> _Chart and figure data_:
○ ○ ○ ○ ○ ○ ○

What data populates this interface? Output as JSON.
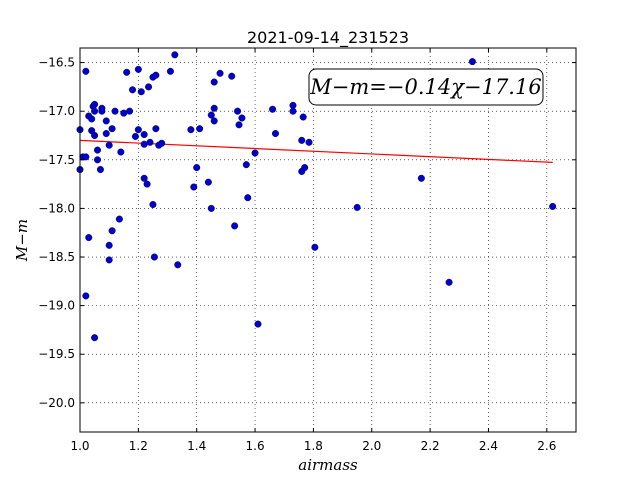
{
  "chart_data": {
    "type": "scatter",
    "title": "2021-09-14_231523",
    "xlabel": "airmass",
    "ylabel": "M−m",
    "xlim": [
      1.0,
      2.7
    ],
    "ylim": [
      -20.3,
      -16.35
    ],
    "y_inverted": true,
    "grid": true,
    "xticks": [
      1.0,
      1.2,
      1.4,
      1.6,
      1.8,
      2.0,
      2.2,
      2.4,
      2.6
    ],
    "xtick_labels": [
      "1.0",
      "1.2",
      "1.4",
      "1.6",
      "1.8",
      "2.0",
      "2.2",
      "2.4",
      "2.6"
    ],
    "yticks": [
      -16.5,
      -17.0,
      -17.5,
      -18.0,
      -18.5,
      -19.0,
      -19.5,
      -20.0
    ],
    "ytick_labels": [
      "−16.5",
      "−17.0",
      "−17.5",
      "−18.0",
      "−18.5",
      "−19.0",
      "−19.5",
      "−20.0"
    ],
    "annotation": "M−m=−0.14χ−17.16",
    "fit": {
      "slope": -0.14,
      "intercept": -17.16,
      "x_range": [
        1.0,
        2.62
      ],
      "color": "#ff0000"
    },
    "point_color": "#0000cc",
    "points": [
      {
        "x": 1.0,
        "y": -17.6
      },
      {
        "x": 1.0,
        "y": -17.19
      },
      {
        "x": 1.01,
        "y": -17.47
      },
      {
        "x": 1.02,
        "y": -16.59
      },
      {
        "x": 1.02,
        "y": -17.47
      },
      {
        "x": 1.02,
        "y": -18.9
      },
      {
        "x": 1.03,
        "y": -17.05
      },
      {
        "x": 1.03,
        "y": -18.3
      },
      {
        "x": 1.04,
        "y": -17.08
      },
      {
        "x": 1.04,
        "y": -17.2
      },
      {
        "x": 1.045,
        "y": -16.95
      },
      {
        "x": 1.05,
        "y": -17.0
      },
      {
        "x": 1.05,
        "y": -16.93
      },
      {
        "x": 1.05,
        "y": -17.25
      },
      {
        "x": 1.05,
        "y": -19.33
      },
      {
        "x": 1.06,
        "y": -17.4
      },
      {
        "x": 1.06,
        "y": -17.5
      },
      {
        "x": 1.07,
        "y": -17.6
      },
      {
        "x": 1.075,
        "y": -17.0
      },
      {
        "x": 1.075,
        "y": -16.97
      },
      {
        "x": 1.09,
        "y": -17.1
      },
      {
        "x": 1.09,
        "y": -17.23
      },
      {
        "x": 1.1,
        "y": -17.35
      },
      {
        "x": 1.1,
        "y": -18.38
      },
      {
        "x": 1.1,
        "y": -18.53
      },
      {
        "x": 1.11,
        "y": -17.18
      },
      {
        "x": 1.11,
        "y": -18.23
      },
      {
        "x": 1.12,
        "y": -17.0
      },
      {
        "x": 1.135,
        "y": -18.11
      },
      {
        "x": 1.14,
        "y": -17.42
      },
      {
        "x": 1.15,
        "y": -17.02
      },
      {
        "x": 1.16,
        "y": -16.6
      },
      {
        "x": 1.17,
        "y": -17.0
      },
      {
        "x": 1.18,
        "y": -16.78
      },
      {
        "x": 1.19,
        "y": -17.26
      },
      {
        "x": 1.2,
        "y": -16.57
      },
      {
        "x": 1.2,
        "y": -17.19
      },
      {
        "x": 1.21,
        "y": -16.8
      },
      {
        "x": 1.22,
        "y": -17.34
      },
      {
        "x": 1.22,
        "y": -17.24
      },
      {
        "x": 1.22,
        "y": -17.69
      },
      {
        "x": 1.23,
        "y": -17.75
      },
      {
        "x": 1.235,
        "y": -16.75
      },
      {
        "x": 1.24,
        "y": -17.32
      },
      {
        "x": 1.25,
        "y": -16.65
      },
      {
        "x": 1.25,
        "y": -17.96
      },
      {
        "x": 1.255,
        "y": -18.5
      },
      {
        "x": 1.26,
        "y": -16.63
      },
      {
        "x": 1.26,
        "y": -17.18
      },
      {
        "x": 1.27,
        "y": -17.35
      },
      {
        "x": 1.28,
        "y": -17.33
      },
      {
        "x": 1.31,
        "y": -16.59
      },
      {
        "x": 1.325,
        "y": -16.42
      },
      {
        "x": 1.335,
        "y": -18.58
      },
      {
        "x": 1.38,
        "y": -17.19
      },
      {
        "x": 1.39,
        "y": -17.78
      },
      {
        "x": 1.4,
        "y": -17.58
      },
      {
        "x": 1.41,
        "y": -17.18
      },
      {
        "x": 1.44,
        "y": -17.73
      },
      {
        "x": 1.45,
        "y": -18.0
      },
      {
        "x": 1.45,
        "y": -17.04
      },
      {
        "x": 1.46,
        "y": -16.97
      },
      {
        "x": 1.46,
        "y": -17.1
      },
      {
        "x": 1.46,
        "y": -16.7
      },
      {
        "x": 1.48,
        "y": -16.61
      },
      {
        "x": 1.52,
        "y": -16.64
      },
      {
        "x": 1.53,
        "y": -18.18
      },
      {
        "x": 1.54,
        "y": -17.0
      },
      {
        "x": 1.545,
        "y": -17.14
      },
      {
        "x": 1.555,
        "y": -17.07
      },
      {
        "x": 1.57,
        "y": -17.55
      },
      {
        "x": 1.575,
        "y": -17.89
      },
      {
        "x": 1.6,
        "y": -17.43
      },
      {
        "x": 1.61,
        "y": -19.19
      },
      {
        "x": 1.66,
        "y": -16.98
      },
      {
        "x": 1.67,
        "y": -17.23
      },
      {
        "x": 1.73,
        "y": -16.94
      },
      {
        "x": 1.73,
        "y": -17.0
      },
      {
        "x": 1.76,
        "y": -17.62
      },
      {
        "x": 1.76,
        "y": -17.3
      },
      {
        "x": 1.765,
        "y": -17.06
      },
      {
        "x": 1.77,
        "y": -17.58
      },
      {
        "x": 1.785,
        "y": -17.32
      },
      {
        "x": 1.805,
        "y": -18.4
      },
      {
        "x": 1.95,
        "y": -17.99
      },
      {
        "x": 2.17,
        "y": -17.69
      },
      {
        "x": 2.265,
        "y": -18.76
      },
      {
        "x": 2.345,
        "y": -16.49
      },
      {
        "x": 2.62,
        "y": -17.98
      }
    ]
  }
}
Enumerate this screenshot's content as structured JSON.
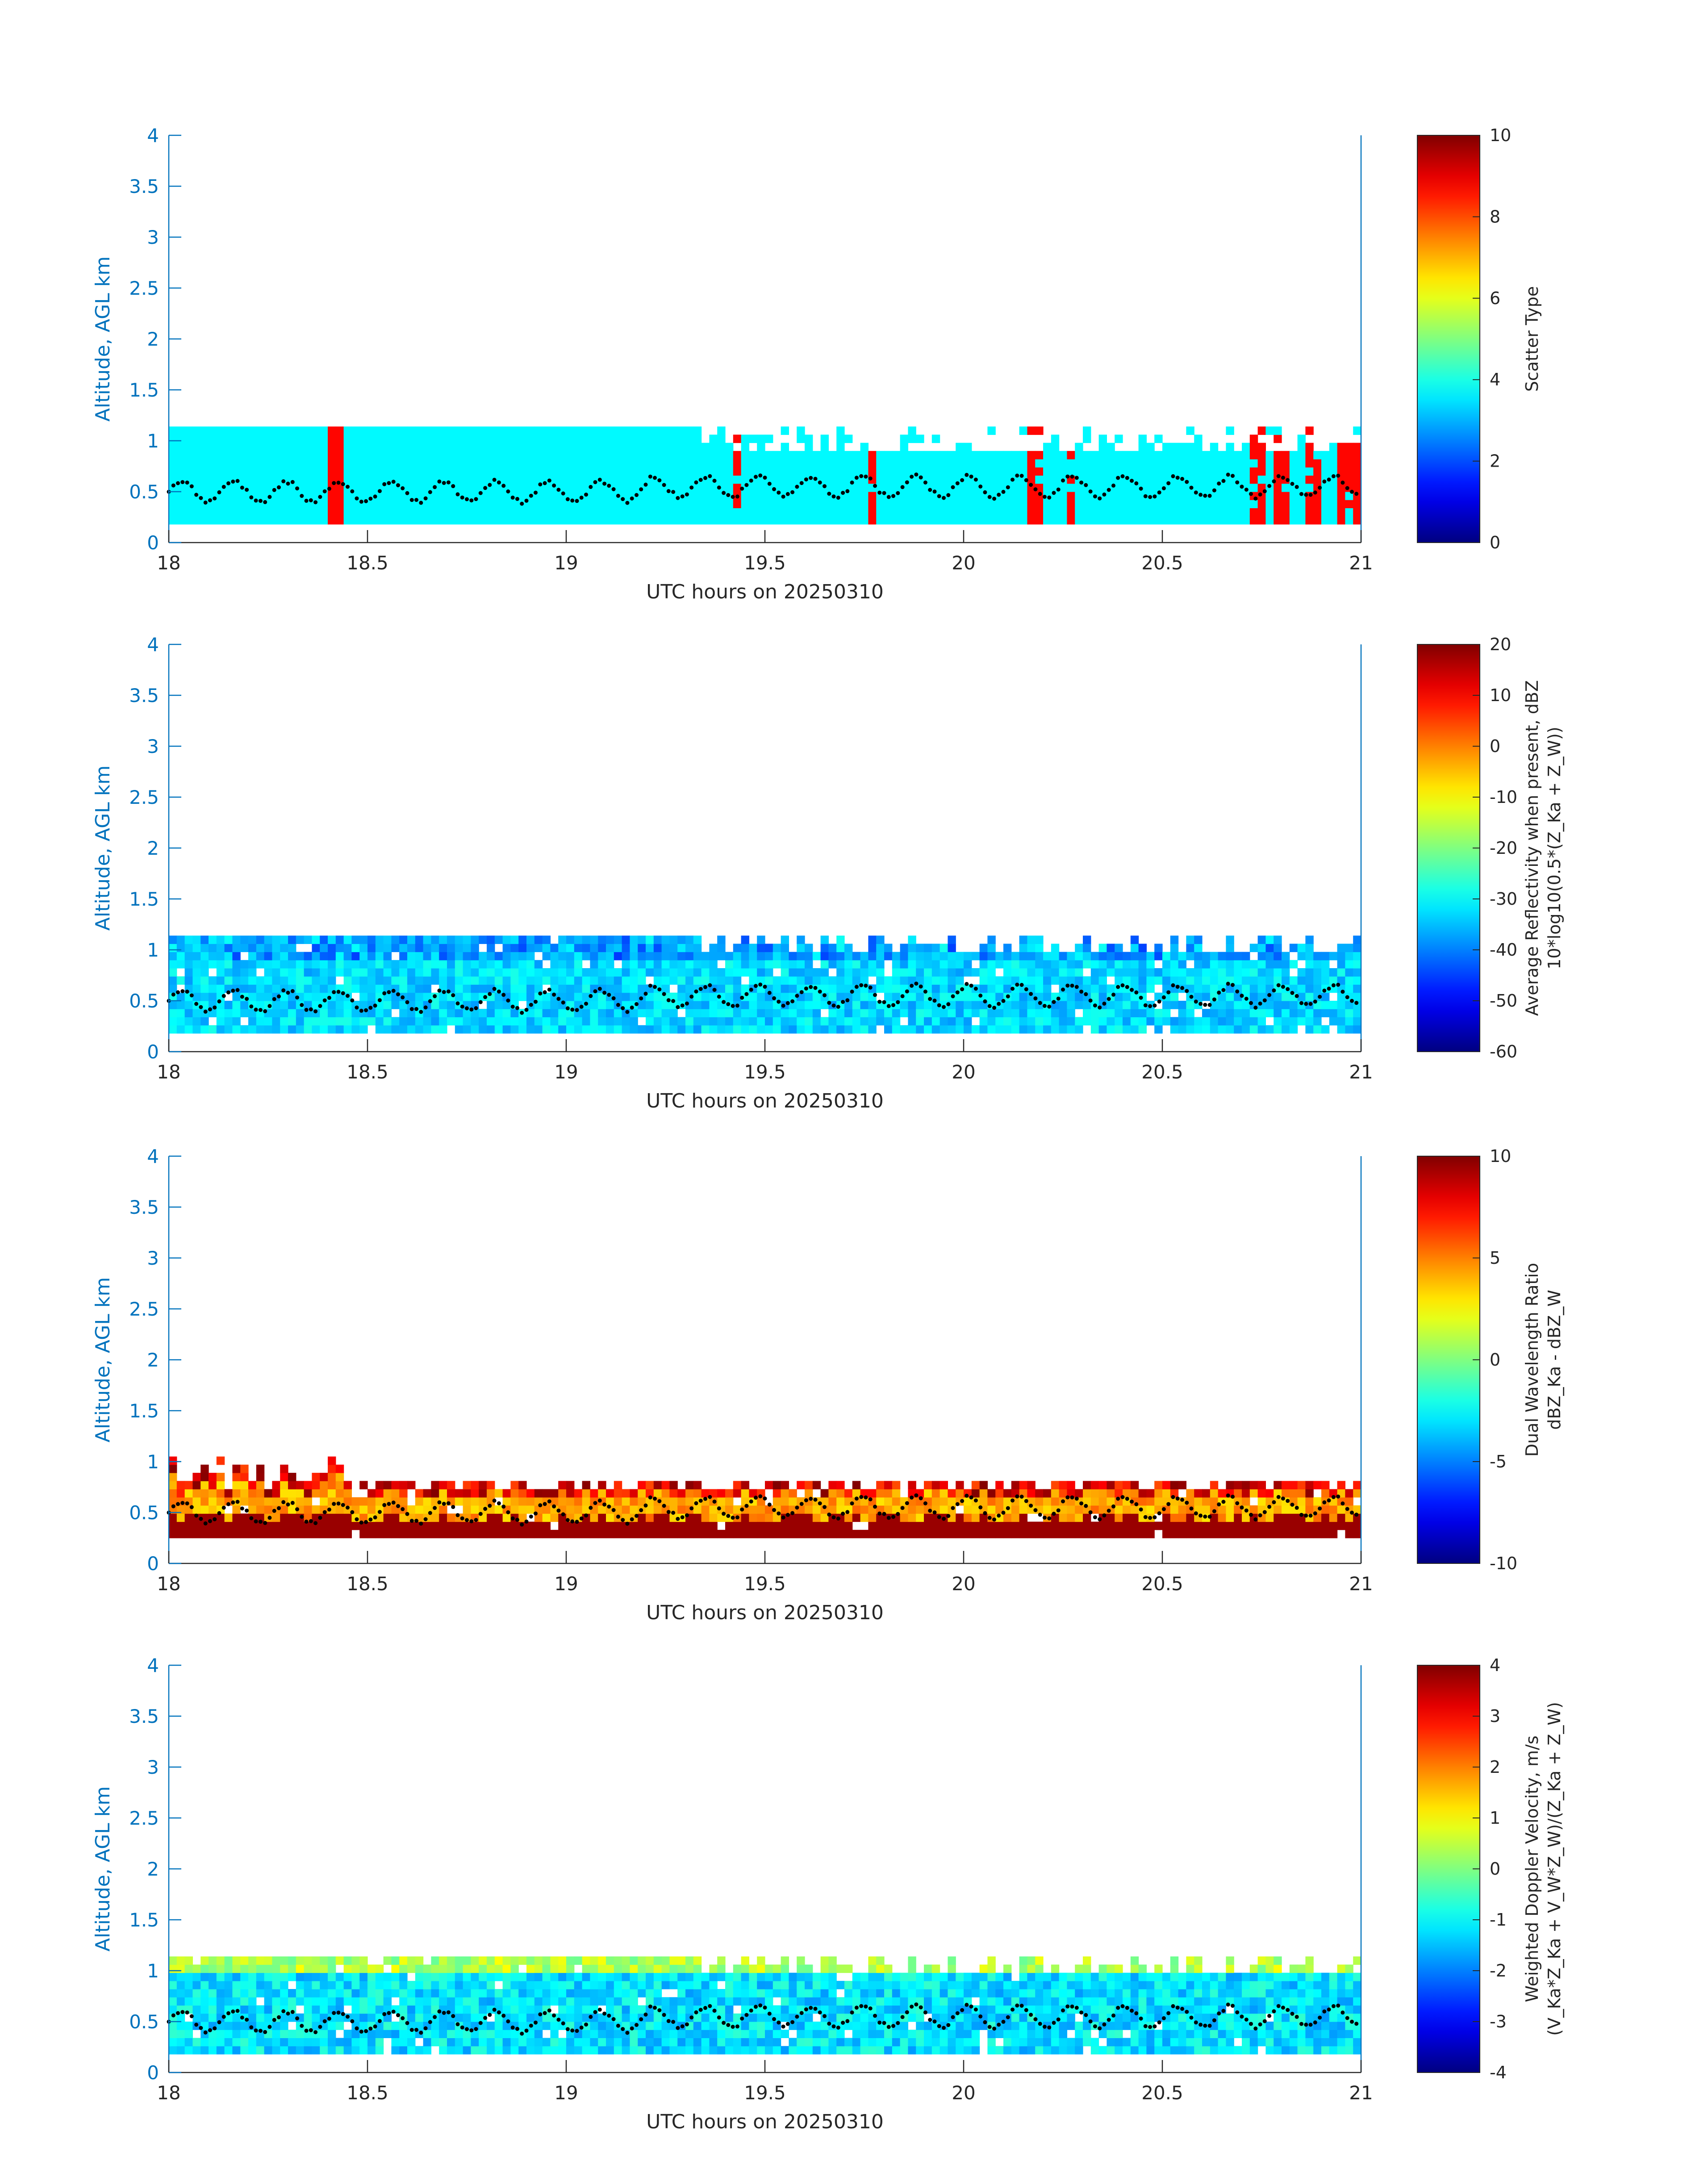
{
  "colors": {
    "axis_blue": "#0072BD",
    "cb_text": "#262626",
    "scatter_type_main": "#2FFFD0",
    "scatter_type_anomaly": "#FF4A12"
  },
  "colormap": "jet",
  "x_ticks": [
    "18",
    "18.5",
    "19",
    "19.5",
    "20",
    "20.5",
    "21"
  ],
  "y_ticks": [
    "0",
    "0.5",
    "1",
    "1.5",
    "2",
    "2.5",
    "3",
    "3.5",
    "4"
  ],
  "chart_data": [
    {
      "type": "heatmap",
      "xlabel": "UTC hours on 20250310",
      "ylabel": "Altitude, AGL km",
      "xlim": [
        18,
        21
      ],
      "ylim": [
        0,
        4
      ],
      "colorbar": {
        "label_lines": [
          "Scatter Type"
        ],
        "ticks": [
          "0",
          "2",
          "4",
          "6",
          "8",
          "10"
        ],
        "range": [
          0,
          10
        ]
      },
      "layer": {
        "bottom_km": 0.18,
        "top_km": 1.15,
        "typical_value": 3.7
      },
      "anomaly_value": 8.7,
      "anomaly_columns_hours": [
        18.41,
        19.42,
        19.76,
        20.17,
        20.26,
        20.73,
        20.78,
        20.8,
        20.86,
        20.87,
        20.95,
        20.98
      ],
      "marker_line": "black dots ~0.4–0.65 km (boundary layer height)"
    },
    {
      "type": "heatmap",
      "xlabel": "UTC hours on 20250310",
      "ylabel": "Altitude, AGL km",
      "xlim": [
        18,
        21
      ],
      "ylim": [
        0,
        4
      ],
      "colorbar": {
        "label_lines": [
          "Average Reflectivity when present, dBZ",
          "10*log10(0.5*(Z_Ka + Z_W))"
        ],
        "ticks": [
          "-60",
          "-50",
          "-40",
          "-30",
          "-20",
          "-10",
          "0",
          "10",
          "20"
        ],
        "range": [
          -60,
          20
        ]
      },
      "layer": {
        "bottom_km": 0.18,
        "top_km": 1.15,
        "typical_value": -35
      }
    },
    {
      "type": "heatmap",
      "xlabel": "UTC hours on 20250310",
      "ylabel": "Altitude, AGL km",
      "xlim": [
        18,
        21
      ],
      "ylim": [
        0,
        4
      ],
      "colorbar": {
        "label_lines": [
          "Dual Wavelength Ratio",
          "dBZ_Ka - dBZ_W"
        ],
        "ticks": [
          "-10",
          "-5",
          "0",
          "5",
          "10"
        ],
        "range": [
          -10,
          10
        ]
      },
      "layer": {
        "bottom_km": 0.25,
        "top_km": 0.75,
        "typical_value": 4
      }
    },
    {
      "type": "heatmap",
      "xlabel": "UTC hours on 20250310",
      "ylabel": "Altitude, AGL km",
      "xlim": [
        18,
        21
      ],
      "ylim": [
        0,
        4
      ],
      "colorbar": {
        "label_lines": [
          "Weighted Doppler Velocity, m/s",
          "(V_Ka*Z_Ka + V_W*Z_W)/(Z_Ka + Z_W)"
        ],
        "ticks": [
          "-4",
          "-3",
          "-2",
          "-1",
          "0",
          "1",
          "2",
          "3",
          "4"
        ],
        "range": [
          -4,
          4
        ]
      },
      "layer": {
        "bottom_km": 0.18,
        "top_km": 1.15,
        "typical_value": -1.5
      }
    }
  ]
}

○ ○ ○ ○ ○ ○ ○

> _What is expected_:
Check each line above for the string "JSON" and show the ones that have it.

> _Task output_:
What data populates this interface? Output as JSON.
Enumerate this screenshot's content as structured JSON.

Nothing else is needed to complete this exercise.